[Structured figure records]
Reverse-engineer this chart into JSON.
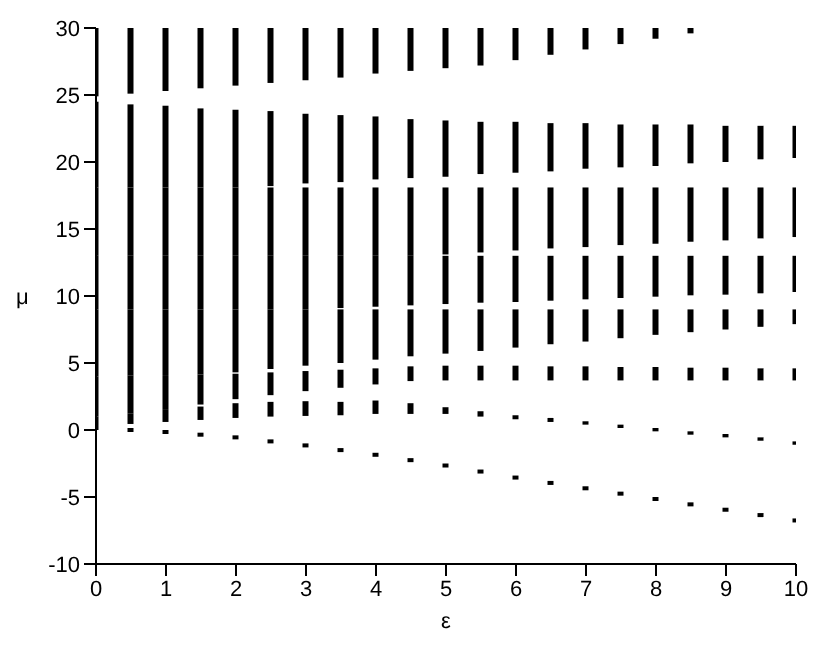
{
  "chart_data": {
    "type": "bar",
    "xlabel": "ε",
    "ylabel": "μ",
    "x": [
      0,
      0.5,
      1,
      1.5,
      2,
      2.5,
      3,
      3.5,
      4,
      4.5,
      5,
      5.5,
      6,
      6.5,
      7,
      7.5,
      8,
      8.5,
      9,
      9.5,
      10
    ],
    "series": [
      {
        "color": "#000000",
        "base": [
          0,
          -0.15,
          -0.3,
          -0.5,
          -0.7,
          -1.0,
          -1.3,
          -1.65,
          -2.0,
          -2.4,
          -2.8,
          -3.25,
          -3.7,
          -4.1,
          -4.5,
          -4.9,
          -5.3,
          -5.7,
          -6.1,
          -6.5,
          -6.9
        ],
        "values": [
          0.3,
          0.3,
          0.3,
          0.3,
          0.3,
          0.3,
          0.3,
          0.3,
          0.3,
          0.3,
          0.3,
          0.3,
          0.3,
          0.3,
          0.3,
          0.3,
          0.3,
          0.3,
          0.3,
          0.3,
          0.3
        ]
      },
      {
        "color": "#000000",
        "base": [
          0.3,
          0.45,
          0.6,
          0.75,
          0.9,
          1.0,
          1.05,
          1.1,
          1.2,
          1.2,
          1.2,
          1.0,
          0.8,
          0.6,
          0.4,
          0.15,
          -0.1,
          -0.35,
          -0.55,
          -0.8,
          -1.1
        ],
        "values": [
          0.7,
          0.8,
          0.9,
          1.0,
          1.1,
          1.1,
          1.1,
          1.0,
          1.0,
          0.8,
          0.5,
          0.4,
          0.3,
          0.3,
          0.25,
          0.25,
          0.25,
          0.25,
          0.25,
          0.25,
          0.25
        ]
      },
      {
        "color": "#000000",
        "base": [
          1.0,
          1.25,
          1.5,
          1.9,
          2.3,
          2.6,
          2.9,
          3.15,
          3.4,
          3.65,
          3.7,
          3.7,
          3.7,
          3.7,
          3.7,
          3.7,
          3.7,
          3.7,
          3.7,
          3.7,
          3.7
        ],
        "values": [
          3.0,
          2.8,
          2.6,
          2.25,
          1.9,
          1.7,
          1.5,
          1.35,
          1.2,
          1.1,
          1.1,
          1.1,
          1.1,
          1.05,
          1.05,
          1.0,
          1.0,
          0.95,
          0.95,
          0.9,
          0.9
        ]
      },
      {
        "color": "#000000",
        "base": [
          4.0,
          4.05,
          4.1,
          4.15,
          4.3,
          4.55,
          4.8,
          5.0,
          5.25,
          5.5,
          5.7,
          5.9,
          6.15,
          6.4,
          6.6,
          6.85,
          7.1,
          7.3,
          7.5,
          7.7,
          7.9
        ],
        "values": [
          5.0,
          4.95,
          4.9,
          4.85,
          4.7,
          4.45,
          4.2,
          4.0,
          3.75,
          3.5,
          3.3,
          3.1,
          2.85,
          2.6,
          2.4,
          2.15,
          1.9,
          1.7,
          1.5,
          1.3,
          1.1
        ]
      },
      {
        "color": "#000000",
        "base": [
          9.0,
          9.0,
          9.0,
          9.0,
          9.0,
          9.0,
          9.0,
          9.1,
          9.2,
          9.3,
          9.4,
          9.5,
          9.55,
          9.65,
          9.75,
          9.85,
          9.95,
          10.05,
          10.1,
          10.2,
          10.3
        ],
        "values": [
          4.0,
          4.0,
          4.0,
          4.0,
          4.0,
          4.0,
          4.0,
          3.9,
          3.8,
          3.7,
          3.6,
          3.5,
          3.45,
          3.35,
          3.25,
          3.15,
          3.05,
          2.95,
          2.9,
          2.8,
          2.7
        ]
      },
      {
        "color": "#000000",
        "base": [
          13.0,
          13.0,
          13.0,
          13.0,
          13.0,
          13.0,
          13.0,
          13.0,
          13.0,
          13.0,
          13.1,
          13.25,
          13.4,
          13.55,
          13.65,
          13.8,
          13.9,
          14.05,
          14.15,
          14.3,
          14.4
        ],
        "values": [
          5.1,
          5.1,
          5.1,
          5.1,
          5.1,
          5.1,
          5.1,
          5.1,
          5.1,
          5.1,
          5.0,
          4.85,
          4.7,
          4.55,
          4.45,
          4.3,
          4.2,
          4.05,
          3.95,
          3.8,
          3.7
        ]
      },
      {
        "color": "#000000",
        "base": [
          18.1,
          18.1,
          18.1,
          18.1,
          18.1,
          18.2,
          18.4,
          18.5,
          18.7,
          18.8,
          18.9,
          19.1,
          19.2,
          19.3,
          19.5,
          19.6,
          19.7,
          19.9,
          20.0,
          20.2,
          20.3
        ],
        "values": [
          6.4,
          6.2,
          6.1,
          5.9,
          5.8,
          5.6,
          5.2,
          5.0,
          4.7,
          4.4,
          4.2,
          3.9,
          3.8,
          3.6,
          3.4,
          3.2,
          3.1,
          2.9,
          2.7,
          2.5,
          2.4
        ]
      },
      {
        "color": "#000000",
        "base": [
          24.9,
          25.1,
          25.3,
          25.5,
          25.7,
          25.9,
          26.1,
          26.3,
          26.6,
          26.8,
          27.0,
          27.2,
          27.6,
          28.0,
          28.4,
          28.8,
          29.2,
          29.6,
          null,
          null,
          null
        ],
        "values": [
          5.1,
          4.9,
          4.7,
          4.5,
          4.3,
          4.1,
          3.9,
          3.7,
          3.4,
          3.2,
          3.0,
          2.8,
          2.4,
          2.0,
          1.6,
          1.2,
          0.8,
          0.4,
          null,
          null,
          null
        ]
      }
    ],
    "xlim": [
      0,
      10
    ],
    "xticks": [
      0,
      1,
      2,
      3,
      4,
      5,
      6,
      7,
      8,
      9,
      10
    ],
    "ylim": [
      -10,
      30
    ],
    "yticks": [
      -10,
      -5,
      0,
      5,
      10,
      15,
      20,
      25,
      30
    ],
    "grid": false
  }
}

---

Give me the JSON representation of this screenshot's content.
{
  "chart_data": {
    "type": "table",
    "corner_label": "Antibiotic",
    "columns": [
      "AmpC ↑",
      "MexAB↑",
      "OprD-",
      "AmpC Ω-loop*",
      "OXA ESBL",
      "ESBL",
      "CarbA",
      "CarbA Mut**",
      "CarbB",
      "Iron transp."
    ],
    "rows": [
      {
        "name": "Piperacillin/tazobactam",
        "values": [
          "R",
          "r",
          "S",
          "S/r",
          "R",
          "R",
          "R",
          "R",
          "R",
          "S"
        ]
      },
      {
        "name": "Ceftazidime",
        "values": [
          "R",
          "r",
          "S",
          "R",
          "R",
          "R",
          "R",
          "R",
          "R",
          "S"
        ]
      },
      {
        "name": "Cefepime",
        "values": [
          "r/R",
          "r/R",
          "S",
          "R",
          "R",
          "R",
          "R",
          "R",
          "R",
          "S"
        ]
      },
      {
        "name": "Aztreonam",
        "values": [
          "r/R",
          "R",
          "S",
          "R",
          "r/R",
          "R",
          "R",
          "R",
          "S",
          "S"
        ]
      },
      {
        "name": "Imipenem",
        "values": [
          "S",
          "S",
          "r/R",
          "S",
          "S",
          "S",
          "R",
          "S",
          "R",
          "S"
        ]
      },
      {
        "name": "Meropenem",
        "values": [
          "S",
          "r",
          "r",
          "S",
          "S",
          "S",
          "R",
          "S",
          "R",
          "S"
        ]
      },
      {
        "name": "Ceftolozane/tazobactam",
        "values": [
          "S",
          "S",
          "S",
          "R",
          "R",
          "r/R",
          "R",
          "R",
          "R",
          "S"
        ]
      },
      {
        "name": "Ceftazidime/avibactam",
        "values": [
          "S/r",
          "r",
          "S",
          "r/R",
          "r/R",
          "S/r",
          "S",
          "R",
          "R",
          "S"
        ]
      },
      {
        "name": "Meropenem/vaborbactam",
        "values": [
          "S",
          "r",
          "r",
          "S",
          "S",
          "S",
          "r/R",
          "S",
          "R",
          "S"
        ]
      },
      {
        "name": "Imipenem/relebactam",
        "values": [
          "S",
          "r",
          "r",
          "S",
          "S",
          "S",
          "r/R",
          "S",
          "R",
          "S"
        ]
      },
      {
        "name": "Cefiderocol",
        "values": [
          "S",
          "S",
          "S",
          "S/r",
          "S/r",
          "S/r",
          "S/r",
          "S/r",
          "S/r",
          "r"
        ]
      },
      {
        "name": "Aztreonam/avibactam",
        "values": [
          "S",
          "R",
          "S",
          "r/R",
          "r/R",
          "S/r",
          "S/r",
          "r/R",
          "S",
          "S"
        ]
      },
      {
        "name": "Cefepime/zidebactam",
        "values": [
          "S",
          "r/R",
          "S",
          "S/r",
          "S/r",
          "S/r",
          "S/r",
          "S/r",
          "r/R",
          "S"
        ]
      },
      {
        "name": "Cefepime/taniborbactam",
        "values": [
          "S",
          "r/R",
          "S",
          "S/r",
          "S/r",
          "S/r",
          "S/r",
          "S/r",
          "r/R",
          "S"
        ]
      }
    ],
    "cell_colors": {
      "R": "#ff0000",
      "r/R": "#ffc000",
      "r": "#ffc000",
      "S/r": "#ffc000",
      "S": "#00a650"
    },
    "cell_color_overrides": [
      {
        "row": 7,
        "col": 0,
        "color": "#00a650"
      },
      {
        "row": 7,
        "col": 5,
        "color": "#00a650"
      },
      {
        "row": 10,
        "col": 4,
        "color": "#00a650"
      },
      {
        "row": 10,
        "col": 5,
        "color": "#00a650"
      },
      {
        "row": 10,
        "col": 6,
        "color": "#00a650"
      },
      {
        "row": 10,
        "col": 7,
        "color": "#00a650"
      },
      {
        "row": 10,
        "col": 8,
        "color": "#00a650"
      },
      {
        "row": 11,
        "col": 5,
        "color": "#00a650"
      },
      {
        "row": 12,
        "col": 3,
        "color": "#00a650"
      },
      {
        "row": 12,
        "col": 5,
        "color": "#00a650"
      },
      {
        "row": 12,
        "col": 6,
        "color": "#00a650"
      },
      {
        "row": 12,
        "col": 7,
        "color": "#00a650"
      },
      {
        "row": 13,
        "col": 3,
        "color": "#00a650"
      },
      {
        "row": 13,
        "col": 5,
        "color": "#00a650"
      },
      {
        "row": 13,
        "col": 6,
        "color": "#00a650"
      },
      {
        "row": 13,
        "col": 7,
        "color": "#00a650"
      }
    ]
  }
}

> _The task_: In the material above, find each line that contains the word "avibactam", and select it.

> _Task solution_:
        "name": "Ceftazidime/avibactam",
        "name": "Aztreonam/avibactam",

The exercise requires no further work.